● **SHORT EXERCISE**: Report each line of the data that includes the word "hela".

[START THE INPUT]

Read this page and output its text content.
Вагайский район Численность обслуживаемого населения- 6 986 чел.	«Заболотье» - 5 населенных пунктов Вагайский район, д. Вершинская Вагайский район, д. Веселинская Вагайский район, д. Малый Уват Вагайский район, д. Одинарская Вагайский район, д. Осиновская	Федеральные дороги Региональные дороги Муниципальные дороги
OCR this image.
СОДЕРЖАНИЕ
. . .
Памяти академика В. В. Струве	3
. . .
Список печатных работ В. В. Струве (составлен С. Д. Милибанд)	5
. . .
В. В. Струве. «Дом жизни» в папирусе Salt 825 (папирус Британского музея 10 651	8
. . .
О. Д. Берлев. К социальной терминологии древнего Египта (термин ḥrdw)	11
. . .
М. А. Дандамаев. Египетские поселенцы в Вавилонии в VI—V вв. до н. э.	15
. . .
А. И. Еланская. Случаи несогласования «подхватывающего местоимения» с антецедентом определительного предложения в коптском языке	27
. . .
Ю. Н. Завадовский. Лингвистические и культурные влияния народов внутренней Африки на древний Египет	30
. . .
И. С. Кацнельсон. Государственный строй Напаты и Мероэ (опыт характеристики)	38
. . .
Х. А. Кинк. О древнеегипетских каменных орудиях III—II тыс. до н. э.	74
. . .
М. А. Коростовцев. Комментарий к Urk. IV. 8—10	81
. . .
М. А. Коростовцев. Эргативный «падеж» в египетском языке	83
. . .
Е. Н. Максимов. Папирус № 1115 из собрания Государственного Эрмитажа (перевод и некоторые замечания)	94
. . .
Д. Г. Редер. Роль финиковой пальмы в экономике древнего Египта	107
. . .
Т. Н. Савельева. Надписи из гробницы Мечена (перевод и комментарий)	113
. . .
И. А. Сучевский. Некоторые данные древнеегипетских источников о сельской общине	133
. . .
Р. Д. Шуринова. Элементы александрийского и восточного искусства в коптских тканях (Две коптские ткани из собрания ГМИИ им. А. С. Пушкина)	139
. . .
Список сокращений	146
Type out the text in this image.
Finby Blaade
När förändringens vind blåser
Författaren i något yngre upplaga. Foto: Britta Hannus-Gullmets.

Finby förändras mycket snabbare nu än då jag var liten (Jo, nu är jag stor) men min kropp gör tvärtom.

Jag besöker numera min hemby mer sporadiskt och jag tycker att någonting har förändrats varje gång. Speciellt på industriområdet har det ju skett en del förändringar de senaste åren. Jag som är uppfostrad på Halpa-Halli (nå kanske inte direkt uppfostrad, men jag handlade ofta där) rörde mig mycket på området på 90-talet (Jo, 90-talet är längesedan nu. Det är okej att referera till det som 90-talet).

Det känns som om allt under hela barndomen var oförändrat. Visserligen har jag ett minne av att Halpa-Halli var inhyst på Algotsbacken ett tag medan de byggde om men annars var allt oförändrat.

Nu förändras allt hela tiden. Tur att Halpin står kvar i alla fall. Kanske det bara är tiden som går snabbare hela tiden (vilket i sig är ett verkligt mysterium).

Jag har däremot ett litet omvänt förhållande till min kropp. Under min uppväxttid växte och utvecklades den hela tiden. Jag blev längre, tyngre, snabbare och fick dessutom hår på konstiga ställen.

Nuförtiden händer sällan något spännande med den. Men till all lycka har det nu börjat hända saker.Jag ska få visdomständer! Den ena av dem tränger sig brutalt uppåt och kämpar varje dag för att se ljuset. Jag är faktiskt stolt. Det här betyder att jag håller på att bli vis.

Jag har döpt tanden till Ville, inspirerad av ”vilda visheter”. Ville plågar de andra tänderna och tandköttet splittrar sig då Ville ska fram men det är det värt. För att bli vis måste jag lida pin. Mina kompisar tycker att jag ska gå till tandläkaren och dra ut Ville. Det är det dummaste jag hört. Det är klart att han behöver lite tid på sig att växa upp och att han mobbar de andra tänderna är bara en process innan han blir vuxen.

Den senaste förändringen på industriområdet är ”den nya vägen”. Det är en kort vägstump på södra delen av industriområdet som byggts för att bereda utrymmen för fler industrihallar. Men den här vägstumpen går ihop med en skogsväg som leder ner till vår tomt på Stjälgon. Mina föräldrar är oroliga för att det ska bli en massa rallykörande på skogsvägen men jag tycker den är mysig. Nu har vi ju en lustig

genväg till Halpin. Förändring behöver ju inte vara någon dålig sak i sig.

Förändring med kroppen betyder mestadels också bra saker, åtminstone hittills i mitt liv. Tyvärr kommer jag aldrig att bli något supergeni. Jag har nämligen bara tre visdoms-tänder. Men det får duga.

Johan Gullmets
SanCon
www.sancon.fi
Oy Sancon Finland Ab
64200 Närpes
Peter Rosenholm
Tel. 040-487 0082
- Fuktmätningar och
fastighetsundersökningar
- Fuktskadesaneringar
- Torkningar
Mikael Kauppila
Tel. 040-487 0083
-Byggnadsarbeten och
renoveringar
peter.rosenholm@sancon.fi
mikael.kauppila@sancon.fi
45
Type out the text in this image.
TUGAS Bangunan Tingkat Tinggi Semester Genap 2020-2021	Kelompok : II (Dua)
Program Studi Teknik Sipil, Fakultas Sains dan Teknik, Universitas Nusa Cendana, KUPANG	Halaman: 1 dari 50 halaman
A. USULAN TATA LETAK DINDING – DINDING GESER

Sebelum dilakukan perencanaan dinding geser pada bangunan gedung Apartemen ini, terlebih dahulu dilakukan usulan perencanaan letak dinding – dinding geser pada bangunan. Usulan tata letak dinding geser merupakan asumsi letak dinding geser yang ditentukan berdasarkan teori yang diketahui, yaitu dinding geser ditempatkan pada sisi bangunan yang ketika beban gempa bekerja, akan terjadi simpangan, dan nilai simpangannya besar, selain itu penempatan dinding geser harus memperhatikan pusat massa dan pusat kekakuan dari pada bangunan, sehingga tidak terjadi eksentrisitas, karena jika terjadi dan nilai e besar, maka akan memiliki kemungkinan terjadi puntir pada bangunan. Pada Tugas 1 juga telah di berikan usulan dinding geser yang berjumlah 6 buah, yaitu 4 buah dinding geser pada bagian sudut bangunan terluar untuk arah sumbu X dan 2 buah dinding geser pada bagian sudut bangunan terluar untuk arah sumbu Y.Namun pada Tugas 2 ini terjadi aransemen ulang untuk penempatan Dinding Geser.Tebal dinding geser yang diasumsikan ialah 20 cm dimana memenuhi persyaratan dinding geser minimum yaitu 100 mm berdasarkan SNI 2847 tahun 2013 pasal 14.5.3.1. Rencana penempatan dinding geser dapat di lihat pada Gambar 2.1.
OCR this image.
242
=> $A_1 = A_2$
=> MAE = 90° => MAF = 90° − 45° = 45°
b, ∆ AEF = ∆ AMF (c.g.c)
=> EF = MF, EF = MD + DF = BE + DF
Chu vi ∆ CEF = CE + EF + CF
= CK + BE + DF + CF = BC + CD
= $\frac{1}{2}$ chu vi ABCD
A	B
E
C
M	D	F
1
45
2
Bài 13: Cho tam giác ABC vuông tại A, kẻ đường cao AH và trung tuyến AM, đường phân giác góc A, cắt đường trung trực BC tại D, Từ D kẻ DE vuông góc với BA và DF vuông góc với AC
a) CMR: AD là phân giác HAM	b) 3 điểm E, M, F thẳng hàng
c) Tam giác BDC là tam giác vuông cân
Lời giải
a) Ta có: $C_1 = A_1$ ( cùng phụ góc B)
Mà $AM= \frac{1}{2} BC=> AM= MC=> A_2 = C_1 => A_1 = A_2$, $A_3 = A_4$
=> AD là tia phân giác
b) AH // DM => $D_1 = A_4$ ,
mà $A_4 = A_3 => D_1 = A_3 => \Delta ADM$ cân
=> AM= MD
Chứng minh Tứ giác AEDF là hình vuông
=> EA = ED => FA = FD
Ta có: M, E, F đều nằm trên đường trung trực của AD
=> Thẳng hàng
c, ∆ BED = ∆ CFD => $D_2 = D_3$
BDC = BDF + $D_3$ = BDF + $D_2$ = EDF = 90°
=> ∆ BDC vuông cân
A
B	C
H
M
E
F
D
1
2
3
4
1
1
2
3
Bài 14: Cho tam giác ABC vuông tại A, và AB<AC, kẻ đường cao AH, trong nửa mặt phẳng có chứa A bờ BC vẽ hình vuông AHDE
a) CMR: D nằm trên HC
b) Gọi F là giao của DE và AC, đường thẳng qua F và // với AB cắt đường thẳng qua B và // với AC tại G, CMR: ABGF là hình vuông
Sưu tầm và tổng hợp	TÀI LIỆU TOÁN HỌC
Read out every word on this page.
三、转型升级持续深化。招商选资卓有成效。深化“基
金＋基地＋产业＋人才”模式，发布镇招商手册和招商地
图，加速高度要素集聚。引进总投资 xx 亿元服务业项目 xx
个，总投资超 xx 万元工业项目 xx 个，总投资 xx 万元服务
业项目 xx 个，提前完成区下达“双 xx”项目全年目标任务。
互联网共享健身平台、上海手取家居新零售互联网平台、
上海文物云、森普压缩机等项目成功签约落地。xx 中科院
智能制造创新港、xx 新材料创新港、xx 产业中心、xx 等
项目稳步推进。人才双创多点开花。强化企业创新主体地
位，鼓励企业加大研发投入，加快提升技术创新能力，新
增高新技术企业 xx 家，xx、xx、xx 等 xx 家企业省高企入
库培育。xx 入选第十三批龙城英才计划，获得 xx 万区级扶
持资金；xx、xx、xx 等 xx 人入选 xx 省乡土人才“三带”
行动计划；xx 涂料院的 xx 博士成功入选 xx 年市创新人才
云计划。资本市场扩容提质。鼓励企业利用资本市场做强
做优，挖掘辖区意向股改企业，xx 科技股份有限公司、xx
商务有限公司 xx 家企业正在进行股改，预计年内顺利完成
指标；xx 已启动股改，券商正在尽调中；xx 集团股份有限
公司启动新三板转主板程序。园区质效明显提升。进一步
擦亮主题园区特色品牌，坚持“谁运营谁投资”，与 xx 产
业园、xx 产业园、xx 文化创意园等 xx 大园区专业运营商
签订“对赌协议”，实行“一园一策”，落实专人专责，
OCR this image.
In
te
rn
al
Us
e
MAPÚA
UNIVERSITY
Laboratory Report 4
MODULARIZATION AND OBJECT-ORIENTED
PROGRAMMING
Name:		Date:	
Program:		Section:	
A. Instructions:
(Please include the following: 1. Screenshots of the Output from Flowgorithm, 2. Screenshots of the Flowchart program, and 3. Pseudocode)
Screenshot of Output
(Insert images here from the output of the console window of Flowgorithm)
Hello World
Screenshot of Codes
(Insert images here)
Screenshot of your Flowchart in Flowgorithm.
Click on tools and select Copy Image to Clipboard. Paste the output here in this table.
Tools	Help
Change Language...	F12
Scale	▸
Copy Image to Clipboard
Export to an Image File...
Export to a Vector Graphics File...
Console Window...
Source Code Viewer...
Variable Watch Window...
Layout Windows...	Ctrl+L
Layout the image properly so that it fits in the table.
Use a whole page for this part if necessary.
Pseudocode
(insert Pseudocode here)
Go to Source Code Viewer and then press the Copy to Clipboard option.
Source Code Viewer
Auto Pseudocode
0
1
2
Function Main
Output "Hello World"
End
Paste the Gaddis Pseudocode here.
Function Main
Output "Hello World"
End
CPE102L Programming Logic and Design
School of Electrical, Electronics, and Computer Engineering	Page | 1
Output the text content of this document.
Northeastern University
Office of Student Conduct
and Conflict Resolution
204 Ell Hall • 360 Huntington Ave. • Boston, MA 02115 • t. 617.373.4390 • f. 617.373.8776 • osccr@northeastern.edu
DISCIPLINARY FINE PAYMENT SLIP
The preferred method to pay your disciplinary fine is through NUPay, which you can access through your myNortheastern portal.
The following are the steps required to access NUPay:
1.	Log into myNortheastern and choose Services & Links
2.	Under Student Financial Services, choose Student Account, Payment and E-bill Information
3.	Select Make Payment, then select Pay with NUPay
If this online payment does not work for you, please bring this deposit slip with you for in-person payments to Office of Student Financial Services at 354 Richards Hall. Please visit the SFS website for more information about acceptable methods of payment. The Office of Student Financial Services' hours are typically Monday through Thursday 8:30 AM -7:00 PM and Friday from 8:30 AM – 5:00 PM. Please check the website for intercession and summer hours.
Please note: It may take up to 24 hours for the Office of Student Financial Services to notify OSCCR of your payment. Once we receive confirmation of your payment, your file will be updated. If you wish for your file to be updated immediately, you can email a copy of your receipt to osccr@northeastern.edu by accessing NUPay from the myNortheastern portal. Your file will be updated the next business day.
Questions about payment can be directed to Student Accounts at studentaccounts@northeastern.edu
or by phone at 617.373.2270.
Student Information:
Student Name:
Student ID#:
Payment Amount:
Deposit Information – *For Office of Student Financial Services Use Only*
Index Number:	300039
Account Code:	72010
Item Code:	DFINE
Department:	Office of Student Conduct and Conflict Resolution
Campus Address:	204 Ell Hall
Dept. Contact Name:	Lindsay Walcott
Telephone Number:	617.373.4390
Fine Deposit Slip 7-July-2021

[END THE INPUT]

● **FULL RESPONSE**:
Det känns som om allt under hela barndomen var oförändrat. Visserligen har jag ett minne av att Halpa-Halli var inhyst på Algotsbacken ett tag medan de byggde om men annars var allt oförändrat.
Nu förändras allt hela tiden. Tur att Halpin står kvar i alla fall. Kanske det bara är tiden som går snabbare hela tiden (vilket i sig är ett verkligt mysterium).
Jag har däremot ett litet omvänt förhållande till min kropp. Under min uppväxttid växte och utvecklades den hela tiden. Jag blev längre, tyngre, snabbare och fick dessutom hår på konstiga ställen.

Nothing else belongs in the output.